--- Start DATA LISTING ---

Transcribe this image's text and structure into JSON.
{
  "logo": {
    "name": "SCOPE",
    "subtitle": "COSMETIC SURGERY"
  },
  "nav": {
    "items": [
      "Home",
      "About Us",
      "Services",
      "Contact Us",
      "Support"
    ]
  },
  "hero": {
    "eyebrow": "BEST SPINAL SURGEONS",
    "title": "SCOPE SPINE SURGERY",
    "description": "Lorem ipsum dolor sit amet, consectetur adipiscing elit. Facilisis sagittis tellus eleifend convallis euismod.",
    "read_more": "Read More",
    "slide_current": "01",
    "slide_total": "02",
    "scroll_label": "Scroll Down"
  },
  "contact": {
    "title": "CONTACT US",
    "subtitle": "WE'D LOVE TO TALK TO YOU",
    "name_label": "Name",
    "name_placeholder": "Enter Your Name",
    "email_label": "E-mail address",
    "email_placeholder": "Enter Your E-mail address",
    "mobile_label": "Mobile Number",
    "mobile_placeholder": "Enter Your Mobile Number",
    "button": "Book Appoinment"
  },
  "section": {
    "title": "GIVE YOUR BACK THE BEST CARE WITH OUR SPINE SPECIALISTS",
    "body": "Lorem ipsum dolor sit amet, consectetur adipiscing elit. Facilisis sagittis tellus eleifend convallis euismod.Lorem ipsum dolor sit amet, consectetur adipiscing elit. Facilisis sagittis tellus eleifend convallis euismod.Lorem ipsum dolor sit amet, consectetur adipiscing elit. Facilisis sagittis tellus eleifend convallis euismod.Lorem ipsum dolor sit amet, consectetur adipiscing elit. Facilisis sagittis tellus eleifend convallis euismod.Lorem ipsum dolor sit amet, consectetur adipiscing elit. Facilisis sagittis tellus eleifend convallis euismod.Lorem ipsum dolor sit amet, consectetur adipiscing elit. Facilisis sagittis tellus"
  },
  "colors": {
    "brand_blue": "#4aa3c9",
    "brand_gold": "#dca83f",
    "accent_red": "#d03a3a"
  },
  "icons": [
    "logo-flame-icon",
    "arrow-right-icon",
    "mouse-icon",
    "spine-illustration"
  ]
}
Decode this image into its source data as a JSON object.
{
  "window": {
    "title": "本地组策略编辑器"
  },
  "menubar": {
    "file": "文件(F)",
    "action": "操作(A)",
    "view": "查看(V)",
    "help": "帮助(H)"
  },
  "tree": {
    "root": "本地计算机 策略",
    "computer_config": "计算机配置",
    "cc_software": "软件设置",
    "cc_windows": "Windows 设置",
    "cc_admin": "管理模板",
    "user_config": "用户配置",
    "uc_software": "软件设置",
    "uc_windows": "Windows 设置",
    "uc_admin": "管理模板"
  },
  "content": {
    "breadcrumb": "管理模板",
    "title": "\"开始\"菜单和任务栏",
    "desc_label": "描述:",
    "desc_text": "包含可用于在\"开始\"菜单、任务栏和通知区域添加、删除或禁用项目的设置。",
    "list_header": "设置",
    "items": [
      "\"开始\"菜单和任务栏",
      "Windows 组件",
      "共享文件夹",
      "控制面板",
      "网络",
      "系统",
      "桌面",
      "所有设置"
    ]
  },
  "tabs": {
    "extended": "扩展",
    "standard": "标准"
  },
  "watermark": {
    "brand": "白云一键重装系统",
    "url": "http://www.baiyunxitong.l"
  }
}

--- End DATA LISTING ---

## GOAL
Return all of the entries word for word.

## TASK SOLUTION
Transcribe this image's text and structure into JSON.
{
  "logo": {
    "name": "SCOPE",
    "subtitle": "COSMETIC SURGERY"
  },
  "nav": {
    "items": [
      "Home",
      "About Us",
      "Services",
      "Contact Us",
      "Support"
    ]
  },
  "hero": {
    "eyebrow": "BEST SPINAL SURGEONS",
    "title": "SCOPE SPINE SURGERY",
    "description": "Lorem ipsum dolor sit amet, consectetur adipiscing elit. Facilisis sagittis tellus eleifend convallis euismod.",
    "read_more": "Read More",
    "slide_current": "01",
    "slide_total": "02",
    "scroll_label": "Scroll Down"
  },
  "contact": {
    "title": "CONTACT US",
    "subtitle": "WE'D LOVE TO TALK TO YOU",
    "name_label": "Name",
    "name_placeholder": "Enter Your Name",
    "email_label": "E-mail address",
    "email_placeholder": "Enter Your E-mail address",
    "mobile_label": "Mobile Number",
    "mobile_placeholder": "Enter Your Mobile Number",
    "button": "Book Appoinment"
  },
  "section": {
    "title": "GIVE YOUR BACK THE BEST CARE WITH OUR SPINE SPECIALISTS",
    "body": "Lorem ipsum dolor sit amet, consectetur adipiscing elit. Facilisis sagittis tellus eleifend convallis euismod.Lorem ipsum dolor sit amet, consectetur adipiscing elit. Facilisis sagittis tellus eleifend convallis euismod.Lorem ipsum dolor sit amet, consectetur adipiscing elit. Facilisis sagittis tellus eleifend convallis euismod.Lorem ipsum dolor sit amet, consectetur adipiscing elit. Facilisis sagittis tellus eleifend convallis euismod.Lorem ipsum dolor sit amet, consectetur adipiscing elit. Facilisis sagittis tellus eleifend convallis euismod.Lorem ipsum dolor sit amet, consectetur adipiscing elit. Facilisis sagittis tellus"
  },
  "colors": {
    "brand_blue": "#4aa3c9",
    "brand_gold": "#dca83f",
    "accent_red": "#d03a3a"
  },
  "icons": [
    "logo-flame-icon",
    "arrow-right-icon",
    "mouse-icon",
    "spine-illustration"
  ]
}
Decode this image into its source data as a JSON object.
{
  "window": {
    "title": "本地组策略编辑器"
  },
  "menubar": {
    "file": "文件(F)",
    "action": "操作(A)",
    "view": "查看(V)",
    "help": "帮助(H)"
  },
  "tree": {
    "root": "本地计算机 策略",
    "computer_config": "计算机配置",
    "cc_software": "软件设置",
    "cc_windows": "Windows 设置",
    "cc_admin": "管理模板",
    "user_config": "用户配置",
    "uc_software": "软件设置",
    "uc_windows": "Windows 设置",
    "uc_admin": "管理模板"
  },
  "content": {
    "breadcrumb": "管理模板",
    "title": "\"开始\"菜单和任务栏",
    "desc_label": "描述:",
    "desc_text": "包含可用于在\"开始\"菜单、任务栏和通知区域添加、删除或禁用项目的设置。",
    "list_header": "设置",
    "items": [
      "\"开始\"菜单和任务栏",
      "Windows 组件",
      "共享文件夹",
      "控制面板",
      "网络",
      "系统",
      "桌面",
      "所有设置"
    ]
  },
  "tabs": {
    "extended": "扩展",
    "standard": "标准"
  },
  "watermark": {
    "brand": "白云一键重装系统",
    "url": "http://www.baiyunxitong.l"
  }
}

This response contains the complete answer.